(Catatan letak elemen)
::::

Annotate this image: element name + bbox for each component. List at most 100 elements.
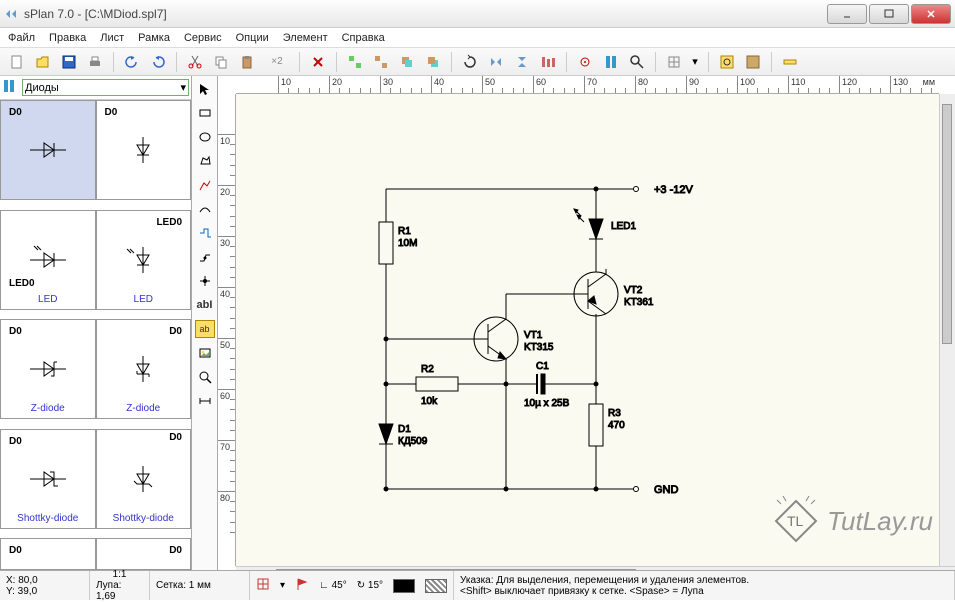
library-button[interactable] <box>600 51 622 73</box>
lib-item[interactable]: D0Shottky-diode <box>0 429 96 529</box>
menu-bar: Файл Правка Лист Рамка Сервис Опции Элем… <box>0 28 955 48</box>
zoom-tool[interactable] <box>195 368 215 386</box>
title-bar: sPlan 7.0 - [C:\MDiod.spl7] <box>0 0 955 28</box>
lib-item[interactable]: LED0LED <box>96 210 192 310</box>
node-tool[interactable] <box>195 272 215 290</box>
grid: Сетка: 1 мм <box>156 580 243 591</box>
textbox-tool[interactable]: ab <box>195 320 215 338</box>
snap-button[interactable] <box>574 51 596 73</box>
new-file-button[interactable] <box>6 51 28 73</box>
align-button[interactable] <box>537 51 559 73</box>
close-button[interactable] <box>911 4 951 24</box>
svg-text:R2: R2 <box>421 364 434 375</box>
svg-text:470: 470 <box>608 420 625 431</box>
flag-icon[interactable] <box>295 577 309 594</box>
pointer-tool[interactable] <box>195 80 215 98</box>
zoom-fit-button[interactable] <box>716 51 738 73</box>
menu-help[interactable]: Справка <box>342 32 385 44</box>
save-button[interactable] <box>58 51 80 73</box>
menu-options[interactable]: Опции <box>236 32 269 44</box>
svg-text:KT315: KT315 <box>524 342 554 353</box>
menu-service[interactable]: Сервис <box>184 32 222 44</box>
scale: 1:1 <box>113 569 127 580</box>
menu-sheet[interactable]: Лист <box>100 32 124 44</box>
zoom-sel-button[interactable] <box>742 51 764 73</box>
toolbar: ×2 ▾ <box>0 48 955 76</box>
maximize-button[interactable] <box>869 4 909 24</box>
lib-item[interactable]: D0 <box>96 100 192 200</box>
lib-item[interactable]: D0Z-diode <box>0 319 96 419</box>
front-button[interactable] <box>396 51 418 73</box>
lib-item[interactable]: D0 <box>0 538 96 570</box>
hint2: <Shift> выключает привязку к сетке. <Spa… <box>460 586 948 597</box>
svg-text:R1: R1 <box>398 226 411 237</box>
svg-text:КД509: КД509 <box>398 436 428 447</box>
svg-text:10µ x 25B: 10µ x 25B <box>524 398 570 409</box>
text-tool[interactable]: abI <box>195 296 215 314</box>
svg-text:C1: C1 <box>536 361 549 372</box>
circle-tool[interactable] <box>195 128 215 146</box>
dropdown-icon[interactable]: ▾ <box>689 51 701 73</box>
copy-button[interactable] <box>210 51 232 73</box>
lib-item[interactable]: D0 <box>0 100 96 200</box>
rotate-button[interactable] <box>459 51 481 73</box>
canvas-area: 102030405060708090100110120130мм 1020304… <box>218 76 955 600</box>
menu-file[interactable]: Файл <box>8 32 35 44</box>
svg-text:10M: 10M <box>398 238 417 249</box>
bezier-tool[interactable] <box>195 200 215 218</box>
angle15[interactable]: ↻ 15° <box>357 580 383 591</box>
coord-y: Y: 39,0 <box>6 586 83 597</box>
ruler-horizontal: 102030405060708090100110120130мм <box>236 76 939 94</box>
lib-item[interactable]: LED0LED <box>0 210 96 310</box>
canvas[interactable]: +3 -12V GND R1 10M <box>236 94 939 566</box>
color-box[interactable] <box>393 579 415 593</box>
menu-edit[interactable]: Правка <box>49 32 86 44</box>
duplicate-button[interactable]: ×2 <box>262 51 292 73</box>
ungroup-button[interactable] <box>370 51 392 73</box>
svg-text:D1: D1 <box>398 424 411 435</box>
grid-button[interactable] <box>663 51 685 73</box>
junction-tool[interactable] <box>195 248 215 266</box>
lib-item[interactable]: D0Shottky-diode <box>96 429 192 529</box>
cut-button[interactable] <box>184 51 206 73</box>
grid-icon[interactable] <box>256 577 270 594</box>
angle45[interactable]: ∟ 45° <box>319 580 347 591</box>
zoom: Лупа: 1,69 <box>96 580 143 602</box>
coord-x: X: 80,0 <box>6 575 83 586</box>
svg-text:KT361: KT361 <box>624 297 654 308</box>
menu-element[interactable]: Элемент <box>283 32 328 44</box>
dimension-tool[interactable] <box>195 392 215 410</box>
svg-text:VT2: VT2 <box>624 285 643 296</box>
menu-frame[interactable]: Рамка <box>138 32 170 44</box>
measure-button[interactable] <box>779 51 801 73</box>
svg-text:GND: GND <box>654 484 679 496</box>
mirror-h-button[interactable] <box>485 51 507 73</box>
paste-button[interactable] <box>236 51 258 73</box>
delete-button[interactable] <box>307 51 329 73</box>
minimize-button[interactable] <box>827 4 867 24</box>
library-icon[interactable] <box>2 78 18 97</box>
undo-button[interactable] <box>121 51 143 73</box>
snap-icon[interactable]: ▾ <box>280 580 285 591</box>
app-icon <box>4 6 20 22</box>
print-button[interactable] <box>84 51 106 73</box>
mirror-v-button[interactable] <box>511 51 533 73</box>
search-button[interactable] <box>626 51 648 73</box>
lib-item[interactable]: D0 <box>96 538 192 570</box>
back-button[interactable] <box>422 51 444 73</box>
lib-item[interactable]: D0Z-diode <box>96 319 192 419</box>
scrollbar-v[interactable] <box>939 94 955 566</box>
rect-tool[interactable] <box>195 104 215 122</box>
redo-button[interactable] <box>147 51 169 73</box>
open-button[interactable] <box>32 51 54 73</box>
wire-tool[interactable] <box>195 224 215 242</box>
library-select[interactable]: Диоды ▾ <box>22 79 189 96</box>
line-tool[interactable] <box>195 176 215 194</box>
schematic: +3 -12V GND R1 10M <box>236 94 936 544</box>
library-grid: D0 D0 LED0LED LED0LED D0Z-diode D0Z-diod… <box>0 100 191 580</box>
style-box[interactable] <box>425 579 447 593</box>
poly-tool[interactable] <box>195 152 215 170</box>
group-button[interactable] <box>344 51 366 73</box>
tool-palette: abI ab <box>192 76 218 600</box>
image-tool[interactable] <box>195 344 215 362</box>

::::

Ubahlah baris-baris di atas dengan mengganti "interactable" menjadi "interaktif" tanpa mengubah bagian lain. Mulailah dari baris yang memuat "library-button[interactable] <box>600 51", berhentilah setelah baris yang memuat "svg-text:R2: R2 <box>421 364 434 375</box>", dan tuliskan hanya baris-baris tersebut.

library-button[interaktif] <box>600 51 622 73</box>
lib-item[interaktif]: D0Shottky-diode <box>0 429 96 529</box>
menu-bar: Файл Правка Лист Рамка Сервис Опции Элем… <box>0 28 955 48</box>
zoom-tool[interaktif] <box>195 368 215 386</box>
title-bar: sPlan 7.0 - [C:\MDiod.spl7] <box>0 0 955 28</box>
lib-item[interaktif]: LED0LED <box>96 210 192 310</box>
node-tool[interaktif] <box>195 272 215 290</box>
grid: Сетка: 1 мм <box>156 580 243 591</box>
textbox-tool[interaktif]: ab <box>195 320 215 338</box>
snap-button[interaktif] <box>574 51 596 73</box>
new-file-button[interaktif] <box>6 51 28 73</box>
align-button[interaktif] <box>537 51 559 73</box>
close-button[interaktif] <box>911 4 951 24</box>
svg-text:R2: R2 <box>421 364 434 375</box>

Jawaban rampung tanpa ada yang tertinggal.